Your task:
Bring together all lines of the material below that contain the string "Vorderradbremse".

[Data entries]
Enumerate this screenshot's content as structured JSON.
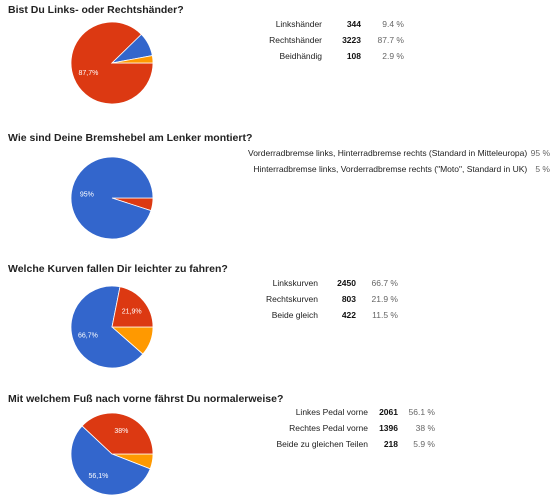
{
  "chart_data": [
    {
      "type": "pie",
      "title": "Bist Du Links- oder Rechtshänder?",
      "slices": [
        {
          "label": "Linkshänder",
          "count": "344",
          "percent": "9.4 %",
          "value": 9.4,
          "color": "#3366cc"
        },
        {
          "label": "Rechtshänder",
          "count": "3223",
          "percent": "87.7 %",
          "value": 87.7,
          "color": "#dc3912",
          "pie_label": "87,7%"
        },
        {
          "label": "Beidhändig",
          "count": "108",
          "percent": "2.9 %",
          "value": 2.9,
          "color": "#ff9900"
        }
      ],
      "slice_order": [
        1,
        0,
        2
      ]
    },
    {
      "type": "pie",
      "title": "Wie sind Deine Bremshebel am Lenker montiert?",
      "slices": [
        {
          "label": "Vorderradbremse links, Hinterradbremse rechts (Standard in Mitteleuropa)",
          "percent": "95 %",
          "value": 95,
          "color": "#3366cc",
          "pie_label": "95%"
        },
        {
          "label": "Hinterradbremse links, Vorderradbremse rechts (\"Moto\", Standard in UK)",
          "percent": "5 %",
          "value": 5,
          "color": "#dc3912"
        }
      ],
      "slice_order": [
        1,
        0
      ]
    },
    {
      "type": "pie",
      "title": "Welche Kurven fallen Dir leichter zu fahren?",
      "slices": [
        {
          "label": "Linkskurven",
          "count": "2450",
          "percent": "66.7 %",
          "value": 66.7,
          "color": "#3366cc",
          "pie_label": "66,7%"
        },
        {
          "label": "Rechtskurven",
          "count": "803",
          "percent": "21.9 %",
          "value": 21.9,
          "color": "#dc3912",
          "pie_label": "21,9%"
        },
        {
          "label": "Beide gleich",
          "count": "422",
          "percent": "11.5 %",
          "value": 11.5,
          "color": "#ff9900"
        }
      ],
      "slice_order": [
        2,
        0,
        1
      ]
    },
    {
      "type": "pie",
      "title": "Mit welchem Fuß nach vorne fährst Du normalerweise?",
      "slices": [
        {
          "label": "Linkes Pedal vorne",
          "count": "2061",
          "percent": "56.1 %",
          "value": 56.1,
          "color": "#3366cc",
          "pie_label": "56,1%"
        },
        {
          "label": "Rechtes Pedal vorne",
          "count": "1396",
          "percent": "38 %",
          "value": 38,
          "color": "#dc3912",
          "pie_label": "38%"
        },
        {
          "label": "Beide zu gleichen Teilen",
          "count": "218",
          "percent": "5.9 %",
          "value": 5.9,
          "color": "#ff9900"
        }
      ],
      "slice_order": [
        2,
        0,
        1
      ]
    }
  ]
}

Response to the exercise:
          "label": "Vorderradbremse links, Hinterradbremse rechts (Standard in Mitteleuropa)",
          "label": "Hinterradbremse links, Vorderradbremse rechts (\"Moto\", Standard in UK)",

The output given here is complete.